Stated exercise :: Check each line of the records below and collect those holding "this".

Data items ::
_ _ _ _ _

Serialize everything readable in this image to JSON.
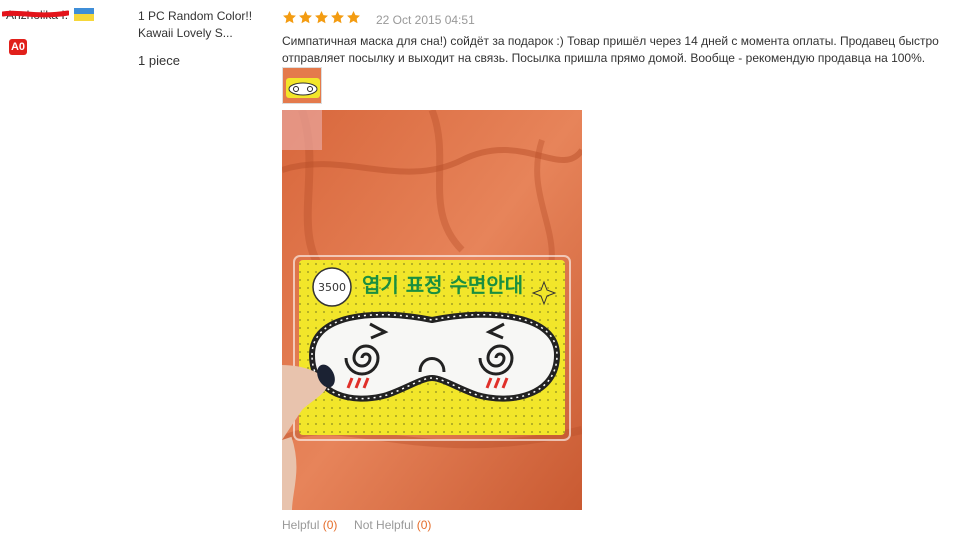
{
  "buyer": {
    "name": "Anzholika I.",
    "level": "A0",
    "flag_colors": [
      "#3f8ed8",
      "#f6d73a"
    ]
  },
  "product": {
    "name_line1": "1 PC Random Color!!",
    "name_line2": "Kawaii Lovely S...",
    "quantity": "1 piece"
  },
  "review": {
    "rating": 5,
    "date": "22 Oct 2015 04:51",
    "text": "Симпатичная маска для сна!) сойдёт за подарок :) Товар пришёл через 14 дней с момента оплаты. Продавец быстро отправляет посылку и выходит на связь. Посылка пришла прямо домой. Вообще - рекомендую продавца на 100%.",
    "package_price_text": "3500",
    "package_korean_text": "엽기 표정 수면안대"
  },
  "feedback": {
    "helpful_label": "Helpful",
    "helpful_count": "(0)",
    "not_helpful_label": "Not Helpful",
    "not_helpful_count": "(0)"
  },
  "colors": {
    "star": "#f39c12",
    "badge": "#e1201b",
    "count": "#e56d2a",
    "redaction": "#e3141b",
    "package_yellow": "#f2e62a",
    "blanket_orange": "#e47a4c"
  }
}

_ _ _ _ _

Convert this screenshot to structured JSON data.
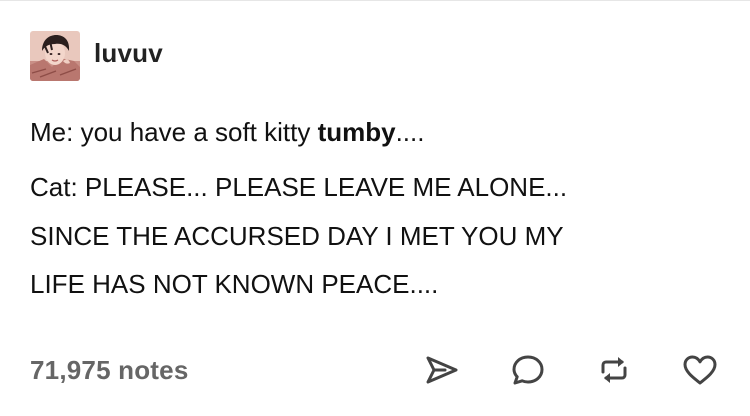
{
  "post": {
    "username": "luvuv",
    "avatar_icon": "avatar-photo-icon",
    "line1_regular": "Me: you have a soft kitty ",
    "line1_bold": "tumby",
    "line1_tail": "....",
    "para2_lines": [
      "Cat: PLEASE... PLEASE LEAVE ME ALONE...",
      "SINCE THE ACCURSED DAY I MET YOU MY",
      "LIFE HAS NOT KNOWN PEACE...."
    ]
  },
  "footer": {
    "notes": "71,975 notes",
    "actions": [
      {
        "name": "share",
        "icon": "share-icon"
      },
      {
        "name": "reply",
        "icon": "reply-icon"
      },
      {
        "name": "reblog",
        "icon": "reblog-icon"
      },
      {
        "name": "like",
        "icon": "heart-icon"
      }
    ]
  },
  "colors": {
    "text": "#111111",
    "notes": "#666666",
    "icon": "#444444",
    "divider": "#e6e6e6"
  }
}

_ _ _ _ _

Exercise output ::
Serialize everything readable in this image to JSON.
Convert this screenshot to structured JSON data.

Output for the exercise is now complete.